Selected text:
↓↓↓
Launched by DSP Merrill Lynch, Super SIP isn't a fund but a way of buying funds that combines a long-term SIP with term insurance.
How does it work?
An investor will have to decide to invest in any of the five mutual funds belonging to the fund house DSP Merrill Lynch.
1. DSPML Equity
2. DSPML Opportunities Fund
3. DSPML India T I G E R
4. DSPML Balanced Fund
5. DSPML Top 200 Equity
It should not be a one-time investment but an SIP, which means the investor must commit to investing a fixed amount every month. When the Net Asset Value rises, he will get less units for his money. When the NAV drops, he will get more units.
Once he opts for an SIP in any one of the above funds, he will get an insurance cover from Bajaj Allianz Life Insurance Company.
How does term insurance work?
It is the most basic form of life insurance.
Here, the entire premium you pay goes towards covering the risk of death over a certain number of years.
Say you insure yourself for 30 years. If you are around after the term is over (30 years, in your case), you will forfeit the premiums paid.
But if something unfortunate were to happen to you while the insurance cover is in force, your beneficiary will get the amount you were insured for.
Scenario One: You pay the premiums; you get nothing; your beneficiary gets nothing.
Scenario Two: You pay the premiums; you get nothing; your beneficiary does.
What the Super SIP offers
The Super SIP offers two options -- variable insurance plan and fixed insurance plan.
Variable insurance plan
The sum assured (amount you are insured for) keeps reducing in the variable plan.
Under the variable plan, one can choose to create an SIP for six, 11 or 16 years. The amount of insurance will be equal to the monthly installment multiplied by the number of months remaining in the SSIP tenure.
Let's say you have an SSIP of Rs 10,000 per month.
You have opted for a 16 year (192 months) tenure.
Your insurance cover = Rs 19,20,000 (Rs 10,000 X 192 months)
In the next month, your insurance cover will reduce by Rs 10,000 to Rs 19,10,000 (Rs 10,000 X 191 months) and so on.
Therefore, in this option, the amount your beneficiary gets if you pass away (the sum assured) keeps getting reduced by the amount you pay as the SSIP installment each month.
In the event of the investor's death anytime during the tenure of his SSIP, his beneficiary will get the current sum assured, over and above his investment in the fund.
Fixed plan
Under this plan, the insurance stays constant.
So does the tenure. Unlike the variable insurance plan, you don't have the option of investing for six, 11 or 16 years. Here, it is a flat 21 years.
The sum assured will be 240 times the monthly installment amount. For example, under an SSIP of Rs 10,000 per month in the fixed option, an investor will get an insurance cover of Rs 24,00,000, which will remain fixed throughout the tenure of SSIP.
Why the SSIP is good
1. It induces the habit of investing regularly over a long term to accumulate sizeable amount of money.
↑↑↑
Data excerpts:
↓↓↓
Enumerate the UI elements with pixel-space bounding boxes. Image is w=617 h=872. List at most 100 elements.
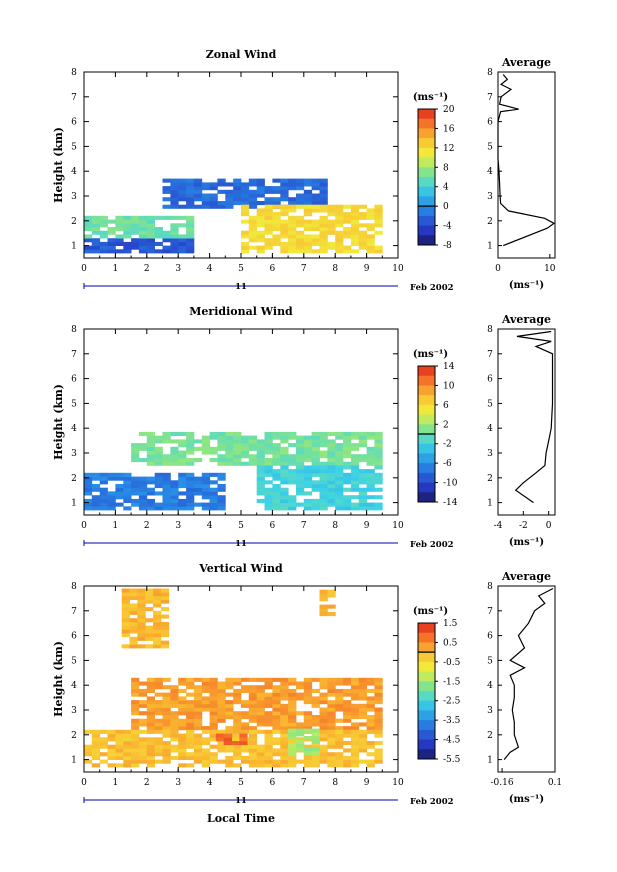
heatmap-cell [99,215,108,220]
heatmap-cell [170,703,179,708]
heatmap-cell [201,472,211,477]
heatmap-cell [358,729,368,734]
heatmap-cell [319,189,328,194]
heatmap-cell [327,230,336,235]
heatmap-cell [264,755,273,760]
heatmap-cell [343,212,352,217]
heatmap-cell [319,718,328,723]
heatmap-cell [374,435,383,440]
heatmap-cell [288,219,297,224]
heatmap-cell [319,711,328,716]
heatmap-cell [264,439,273,444]
heatmap-cell [170,182,179,187]
heatmap-cell [350,443,360,448]
colorbar-segment [418,739,435,750]
heatmap-cell [146,726,155,731]
heatmap-cell [319,443,328,448]
heatmap-cell [186,480,195,485]
heatmap-cell [178,677,187,682]
heatmap-cell [178,204,187,209]
profile-y-tick-label: 7 [487,607,493,617]
heatmap-cell [193,755,203,760]
profile-x-label: (ms⁻¹) [509,280,544,291]
heatmap-cell [335,458,344,463]
heatmap-cell [272,707,281,712]
heatmap-cell [358,688,368,693]
heatmap-cell [217,502,226,507]
heatmap-cell [91,752,101,757]
heatmap-cell [91,215,101,220]
heatmap-cell [319,241,328,246]
heatmap-cell [217,472,226,477]
colorbar-segment [418,196,435,207]
heatmap-cell [335,491,344,496]
heatmap-cell [358,491,368,496]
colorbar-segment [418,186,435,197]
heatmap-cell [335,498,344,503]
heatmap-cell [225,711,234,716]
colorbar-tick-label: -1.5 [443,677,461,687]
heatmap-cell [154,718,163,723]
heatmap-cell [146,688,155,693]
heatmap-cell [303,711,313,716]
heatmap-cell [272,677,281,682]
heatmap-cell [178,245,187,250]
profile-y-tick-label: 3 [487,706,493,716]
heatmap-cell [123,752,132,757]
heatmap-cell [241,241,250,246]
heatmap-cell [146,249,155,254]
heatmap-cell [225,458,234,463]
colorbar-segment [418,225,435,236]
heatmap-cell [272,506,281,511]
heatmap-cell [160,622,170,627]
colorbar-tick-label: -4 [443,222,452,232]
heatmap-cell [311,750,320,755]
heatmap-cell [131,722,140,727]
heatmap-cell [272,688,281,693]
heatmap-cell [288,692,297,697]
heatmap-cell [138,681,148,686]
heatmap-cell [146,458,155,463]
heatmap-cell [201,502,211,507]
heatmap-cell [256,454,265,459]
heatmap-cell [121,603,130,608]
heatmap-cell [303,747,313,752]
heatmap-cell [225,748,234,753]
heatmap-cell [217,744,226,749]
heatmap-cell [303,446,313,451]
heatmap-cell [231,741,240,746]
heatmap-cell [217,715,226,720]
heatmap-cell [162,502,171,507]
heatmap-cell [319,461,328,466]
heatmap-cell [358,245,368,250]
heatmap-cell [233,446,242,451]
heatmap-cell [225,755,234,760]
profile-y-tick-label: 1 [487,499,493,509]
heatmap-cell [248,744,258,749]
heatmap-cell [131,748,140,753]
heatmap-cell [311,443,320,448]
heatmap-cell [272,469,281,474]
heatmap-cell [272,219,281,224]
heatmap-cell [350,472,360,477]
heatmap-cell [160,599,170,604]
heatmap-cell [343,726,352,731]
heatmap-cell [374,476,383,481]
heatmap-cell [115,476,124,481]
heatmap-cell [280,763,289,768]
heatmap-cell [201,700,211,705]
heatmap-cell [170,726,179,731]
colorbar-segment [418,157,435,168]
heatmap-cell [303,755,313,760]
heatmap-cell [217,487,226,492]
heatmap-cell [264,681,273,686]
heatmap-cell [366,469,375,474]
heatmap-cell [99,245,108,250]
heatmap-cell [319,729,328,734]
heatmap-cell [272,227,281,232]
heatmap-cell [264,495,273,500]
heatmap-cell [264,711,273,716]
heatmap-cell [343,692,352,697]
heatmap-cell [311,763,320,768]
heatmap-cell [178,703,187,708]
↑↑↑
Work instructions:
a) Based on the Super SIP text, say whether each statement agrees with it. Give yes or no for each, and quote the deciding words.
(i) The fixed plan runs for 21 years.
(ii) In the variable plan, the sum assured stays the same for the whole tenure.
(iii) The insurance cover comes from DSP Merrill Lynch.
b) Pull out every line of the records that contains the string "label". Case counts.

Exercise answers:
a)
(i) Yes: "Here, it is a flat 21 years."
(ii) No: "The sum assured (amount you are insured for) keeps reducing in the variable plan."
(iii) No: "he will get an insurance cover from Bajaj Allianz Life Insurance Company."

b)
profile-y-tick-label: 7 [487,607,493,617]
profile-x-label: (ms⁻¹) [509,280,544,291]
colorbar-tick-label: -1.5 [443,677,461,687]
profile-y-tick-label: 3 [487,706,493,716]
colorbar-tick-label: -4 [443,222,452,232]
profile-y-tick-label: 1 [487,499,493,509]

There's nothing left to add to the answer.